Records to process.

★ ★ ★

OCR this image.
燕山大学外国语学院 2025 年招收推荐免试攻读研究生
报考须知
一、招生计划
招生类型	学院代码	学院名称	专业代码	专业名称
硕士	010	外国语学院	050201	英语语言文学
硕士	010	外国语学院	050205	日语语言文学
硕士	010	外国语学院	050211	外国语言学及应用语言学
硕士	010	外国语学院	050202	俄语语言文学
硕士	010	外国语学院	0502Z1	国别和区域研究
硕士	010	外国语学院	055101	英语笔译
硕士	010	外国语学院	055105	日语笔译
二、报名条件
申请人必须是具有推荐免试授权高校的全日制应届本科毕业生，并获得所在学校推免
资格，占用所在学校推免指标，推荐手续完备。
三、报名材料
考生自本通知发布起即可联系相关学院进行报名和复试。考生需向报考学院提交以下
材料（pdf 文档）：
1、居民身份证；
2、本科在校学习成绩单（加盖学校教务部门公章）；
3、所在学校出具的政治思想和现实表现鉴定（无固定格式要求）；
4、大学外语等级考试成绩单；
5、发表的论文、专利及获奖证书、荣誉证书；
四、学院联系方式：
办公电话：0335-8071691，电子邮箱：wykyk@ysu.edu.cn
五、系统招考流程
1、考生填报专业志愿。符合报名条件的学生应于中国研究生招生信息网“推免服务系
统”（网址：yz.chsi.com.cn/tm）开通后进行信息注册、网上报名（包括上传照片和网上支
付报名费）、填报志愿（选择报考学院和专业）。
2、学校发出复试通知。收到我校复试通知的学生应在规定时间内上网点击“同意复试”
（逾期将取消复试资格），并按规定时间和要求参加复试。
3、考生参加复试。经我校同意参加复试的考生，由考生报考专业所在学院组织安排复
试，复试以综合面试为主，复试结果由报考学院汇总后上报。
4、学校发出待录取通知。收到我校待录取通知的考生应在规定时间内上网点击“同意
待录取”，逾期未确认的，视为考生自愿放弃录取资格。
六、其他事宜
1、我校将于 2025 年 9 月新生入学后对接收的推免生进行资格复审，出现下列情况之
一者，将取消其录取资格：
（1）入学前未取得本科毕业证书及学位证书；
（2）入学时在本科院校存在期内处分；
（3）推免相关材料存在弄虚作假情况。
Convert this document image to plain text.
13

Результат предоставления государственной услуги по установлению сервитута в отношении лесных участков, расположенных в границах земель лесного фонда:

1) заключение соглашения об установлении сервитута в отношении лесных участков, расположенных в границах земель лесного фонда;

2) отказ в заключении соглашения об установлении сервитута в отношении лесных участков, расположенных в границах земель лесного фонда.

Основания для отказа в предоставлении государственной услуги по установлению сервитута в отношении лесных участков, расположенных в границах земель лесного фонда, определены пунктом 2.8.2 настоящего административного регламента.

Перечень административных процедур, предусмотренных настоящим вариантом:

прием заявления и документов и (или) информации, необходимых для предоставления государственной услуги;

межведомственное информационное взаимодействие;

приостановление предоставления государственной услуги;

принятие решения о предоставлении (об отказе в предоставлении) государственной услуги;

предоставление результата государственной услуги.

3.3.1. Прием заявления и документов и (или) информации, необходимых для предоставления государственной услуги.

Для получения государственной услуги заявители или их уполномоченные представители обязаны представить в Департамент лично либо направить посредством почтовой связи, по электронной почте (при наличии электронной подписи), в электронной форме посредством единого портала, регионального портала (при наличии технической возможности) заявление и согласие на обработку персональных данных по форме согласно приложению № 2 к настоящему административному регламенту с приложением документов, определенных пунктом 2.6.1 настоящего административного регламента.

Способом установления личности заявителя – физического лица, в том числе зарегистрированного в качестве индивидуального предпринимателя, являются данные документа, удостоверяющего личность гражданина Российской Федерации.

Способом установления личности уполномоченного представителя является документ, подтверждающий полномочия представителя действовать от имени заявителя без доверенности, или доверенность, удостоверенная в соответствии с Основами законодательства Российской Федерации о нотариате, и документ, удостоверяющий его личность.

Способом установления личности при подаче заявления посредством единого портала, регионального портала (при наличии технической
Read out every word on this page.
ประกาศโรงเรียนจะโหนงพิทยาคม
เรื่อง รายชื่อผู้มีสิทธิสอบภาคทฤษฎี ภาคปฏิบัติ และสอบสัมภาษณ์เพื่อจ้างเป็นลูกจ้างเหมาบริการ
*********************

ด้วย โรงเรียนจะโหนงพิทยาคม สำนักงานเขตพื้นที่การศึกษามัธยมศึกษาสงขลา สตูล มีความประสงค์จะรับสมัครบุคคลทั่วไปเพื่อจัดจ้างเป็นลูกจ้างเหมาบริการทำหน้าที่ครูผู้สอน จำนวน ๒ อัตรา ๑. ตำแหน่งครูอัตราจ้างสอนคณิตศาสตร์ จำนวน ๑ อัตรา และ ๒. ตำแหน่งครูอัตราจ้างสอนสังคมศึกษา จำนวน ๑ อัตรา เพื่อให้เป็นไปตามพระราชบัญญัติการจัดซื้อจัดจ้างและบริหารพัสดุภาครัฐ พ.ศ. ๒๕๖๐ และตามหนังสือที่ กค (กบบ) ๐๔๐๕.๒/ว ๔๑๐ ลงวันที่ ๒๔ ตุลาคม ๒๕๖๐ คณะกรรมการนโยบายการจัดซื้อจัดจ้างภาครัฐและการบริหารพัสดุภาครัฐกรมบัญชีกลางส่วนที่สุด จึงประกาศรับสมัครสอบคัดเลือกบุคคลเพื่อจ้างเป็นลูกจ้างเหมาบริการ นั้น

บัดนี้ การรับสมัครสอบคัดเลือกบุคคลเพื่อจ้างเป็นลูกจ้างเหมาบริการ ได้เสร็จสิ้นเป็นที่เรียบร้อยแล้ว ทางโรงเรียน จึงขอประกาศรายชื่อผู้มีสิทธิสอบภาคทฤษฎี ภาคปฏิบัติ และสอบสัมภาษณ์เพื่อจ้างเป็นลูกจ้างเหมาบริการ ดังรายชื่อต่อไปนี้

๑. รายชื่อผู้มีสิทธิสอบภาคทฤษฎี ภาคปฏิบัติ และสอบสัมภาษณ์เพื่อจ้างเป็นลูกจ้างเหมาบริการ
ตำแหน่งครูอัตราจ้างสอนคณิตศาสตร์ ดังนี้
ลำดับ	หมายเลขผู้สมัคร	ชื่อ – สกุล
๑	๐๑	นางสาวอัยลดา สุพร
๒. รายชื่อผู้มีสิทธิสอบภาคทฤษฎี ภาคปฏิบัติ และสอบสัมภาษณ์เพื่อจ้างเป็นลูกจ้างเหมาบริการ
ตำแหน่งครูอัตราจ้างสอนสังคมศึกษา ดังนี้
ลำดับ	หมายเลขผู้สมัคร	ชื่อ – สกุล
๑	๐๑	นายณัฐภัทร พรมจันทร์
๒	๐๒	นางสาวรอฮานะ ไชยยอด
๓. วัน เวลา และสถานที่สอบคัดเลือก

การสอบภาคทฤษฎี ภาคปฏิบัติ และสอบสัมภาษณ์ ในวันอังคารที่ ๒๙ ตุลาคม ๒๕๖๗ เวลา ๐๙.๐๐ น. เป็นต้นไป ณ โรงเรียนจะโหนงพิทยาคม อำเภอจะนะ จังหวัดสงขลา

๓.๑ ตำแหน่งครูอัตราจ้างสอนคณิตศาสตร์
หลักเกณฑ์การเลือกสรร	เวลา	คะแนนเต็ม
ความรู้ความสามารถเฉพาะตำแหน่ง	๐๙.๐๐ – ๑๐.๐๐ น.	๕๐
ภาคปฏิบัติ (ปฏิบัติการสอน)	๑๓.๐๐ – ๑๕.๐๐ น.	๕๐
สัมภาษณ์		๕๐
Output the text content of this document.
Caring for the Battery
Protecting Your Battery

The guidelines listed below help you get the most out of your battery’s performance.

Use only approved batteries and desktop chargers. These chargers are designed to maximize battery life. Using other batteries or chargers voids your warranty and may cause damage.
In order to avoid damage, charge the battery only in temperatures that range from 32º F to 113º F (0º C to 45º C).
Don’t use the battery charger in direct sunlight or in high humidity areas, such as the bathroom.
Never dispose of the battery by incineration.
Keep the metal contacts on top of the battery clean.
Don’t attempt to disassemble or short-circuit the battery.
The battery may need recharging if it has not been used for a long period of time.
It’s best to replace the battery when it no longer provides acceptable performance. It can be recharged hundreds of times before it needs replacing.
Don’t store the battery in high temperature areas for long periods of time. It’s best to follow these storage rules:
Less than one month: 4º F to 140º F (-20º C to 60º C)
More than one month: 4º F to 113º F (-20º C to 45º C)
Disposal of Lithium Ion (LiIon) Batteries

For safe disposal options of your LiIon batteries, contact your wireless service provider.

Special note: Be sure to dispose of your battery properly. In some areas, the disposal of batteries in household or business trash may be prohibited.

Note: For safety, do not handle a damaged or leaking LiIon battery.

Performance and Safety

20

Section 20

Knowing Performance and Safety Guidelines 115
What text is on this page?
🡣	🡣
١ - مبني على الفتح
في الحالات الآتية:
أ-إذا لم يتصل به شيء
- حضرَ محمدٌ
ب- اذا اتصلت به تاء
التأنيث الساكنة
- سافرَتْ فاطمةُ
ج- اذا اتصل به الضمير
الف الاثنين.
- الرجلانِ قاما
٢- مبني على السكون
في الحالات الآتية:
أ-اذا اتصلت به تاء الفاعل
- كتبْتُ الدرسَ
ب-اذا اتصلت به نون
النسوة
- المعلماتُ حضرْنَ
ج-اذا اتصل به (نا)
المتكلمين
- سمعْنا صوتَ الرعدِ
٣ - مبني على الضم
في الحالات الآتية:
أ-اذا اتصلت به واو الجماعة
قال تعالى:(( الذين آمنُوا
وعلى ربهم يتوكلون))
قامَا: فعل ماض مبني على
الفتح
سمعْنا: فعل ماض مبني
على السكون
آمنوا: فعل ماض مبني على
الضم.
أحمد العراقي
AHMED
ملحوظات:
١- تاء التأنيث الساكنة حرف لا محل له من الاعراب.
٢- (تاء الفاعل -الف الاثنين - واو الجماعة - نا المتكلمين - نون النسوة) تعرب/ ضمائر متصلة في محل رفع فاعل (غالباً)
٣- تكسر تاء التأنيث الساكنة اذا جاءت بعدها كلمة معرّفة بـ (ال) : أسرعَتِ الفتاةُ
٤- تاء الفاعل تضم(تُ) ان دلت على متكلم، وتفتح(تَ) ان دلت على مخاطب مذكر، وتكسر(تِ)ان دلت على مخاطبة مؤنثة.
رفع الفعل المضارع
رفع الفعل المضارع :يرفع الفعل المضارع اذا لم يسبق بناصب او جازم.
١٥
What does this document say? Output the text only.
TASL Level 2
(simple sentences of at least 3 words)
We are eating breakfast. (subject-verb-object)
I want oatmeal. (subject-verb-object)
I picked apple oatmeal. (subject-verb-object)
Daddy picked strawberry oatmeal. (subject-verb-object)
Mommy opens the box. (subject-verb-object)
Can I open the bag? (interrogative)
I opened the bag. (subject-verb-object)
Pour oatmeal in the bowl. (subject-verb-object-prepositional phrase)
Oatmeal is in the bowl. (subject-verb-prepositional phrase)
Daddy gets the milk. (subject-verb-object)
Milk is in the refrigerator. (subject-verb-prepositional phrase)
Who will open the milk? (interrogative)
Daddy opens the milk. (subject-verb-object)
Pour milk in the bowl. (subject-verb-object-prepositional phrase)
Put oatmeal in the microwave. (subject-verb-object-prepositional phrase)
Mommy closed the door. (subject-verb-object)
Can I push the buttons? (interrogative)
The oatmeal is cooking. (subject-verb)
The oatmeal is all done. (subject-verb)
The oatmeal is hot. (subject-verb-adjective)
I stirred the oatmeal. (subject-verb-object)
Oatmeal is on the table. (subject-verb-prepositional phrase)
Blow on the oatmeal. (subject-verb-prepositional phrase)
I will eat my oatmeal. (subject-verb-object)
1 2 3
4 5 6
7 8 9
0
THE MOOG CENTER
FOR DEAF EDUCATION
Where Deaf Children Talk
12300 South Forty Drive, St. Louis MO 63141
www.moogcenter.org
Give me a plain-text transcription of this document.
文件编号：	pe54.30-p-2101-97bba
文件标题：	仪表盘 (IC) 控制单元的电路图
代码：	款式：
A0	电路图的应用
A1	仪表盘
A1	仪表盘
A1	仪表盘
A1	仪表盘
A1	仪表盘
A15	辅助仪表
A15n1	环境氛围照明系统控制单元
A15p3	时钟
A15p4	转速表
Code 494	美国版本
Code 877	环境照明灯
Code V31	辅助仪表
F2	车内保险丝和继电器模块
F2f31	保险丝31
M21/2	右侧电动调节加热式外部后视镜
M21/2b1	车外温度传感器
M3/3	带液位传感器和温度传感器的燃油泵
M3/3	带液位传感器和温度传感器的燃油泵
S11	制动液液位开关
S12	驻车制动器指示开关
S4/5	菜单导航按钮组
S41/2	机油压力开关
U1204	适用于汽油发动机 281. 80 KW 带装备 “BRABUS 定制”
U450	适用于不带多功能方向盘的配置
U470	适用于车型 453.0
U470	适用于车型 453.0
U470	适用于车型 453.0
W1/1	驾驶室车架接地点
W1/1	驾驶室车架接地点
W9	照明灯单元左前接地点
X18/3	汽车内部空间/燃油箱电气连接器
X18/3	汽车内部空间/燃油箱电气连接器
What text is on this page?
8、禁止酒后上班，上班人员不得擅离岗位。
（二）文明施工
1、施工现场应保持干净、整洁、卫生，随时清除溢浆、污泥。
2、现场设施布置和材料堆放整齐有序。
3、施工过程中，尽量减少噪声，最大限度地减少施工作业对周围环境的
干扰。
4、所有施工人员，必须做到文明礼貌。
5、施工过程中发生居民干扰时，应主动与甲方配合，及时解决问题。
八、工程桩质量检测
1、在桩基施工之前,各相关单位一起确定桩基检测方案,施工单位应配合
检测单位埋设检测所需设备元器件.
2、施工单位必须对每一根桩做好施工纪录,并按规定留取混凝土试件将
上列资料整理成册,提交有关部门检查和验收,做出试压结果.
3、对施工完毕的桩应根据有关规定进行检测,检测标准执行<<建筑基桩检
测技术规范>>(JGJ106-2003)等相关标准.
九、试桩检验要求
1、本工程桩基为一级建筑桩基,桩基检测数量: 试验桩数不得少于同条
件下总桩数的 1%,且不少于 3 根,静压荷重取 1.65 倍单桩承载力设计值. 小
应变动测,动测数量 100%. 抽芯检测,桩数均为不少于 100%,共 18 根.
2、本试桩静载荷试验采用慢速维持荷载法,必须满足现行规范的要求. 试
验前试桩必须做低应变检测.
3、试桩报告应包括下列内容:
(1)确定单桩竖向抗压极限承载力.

★ ★ ★

Establish how many lines of the material above hold the word "المضارع". Nothing but the count should be returned.

2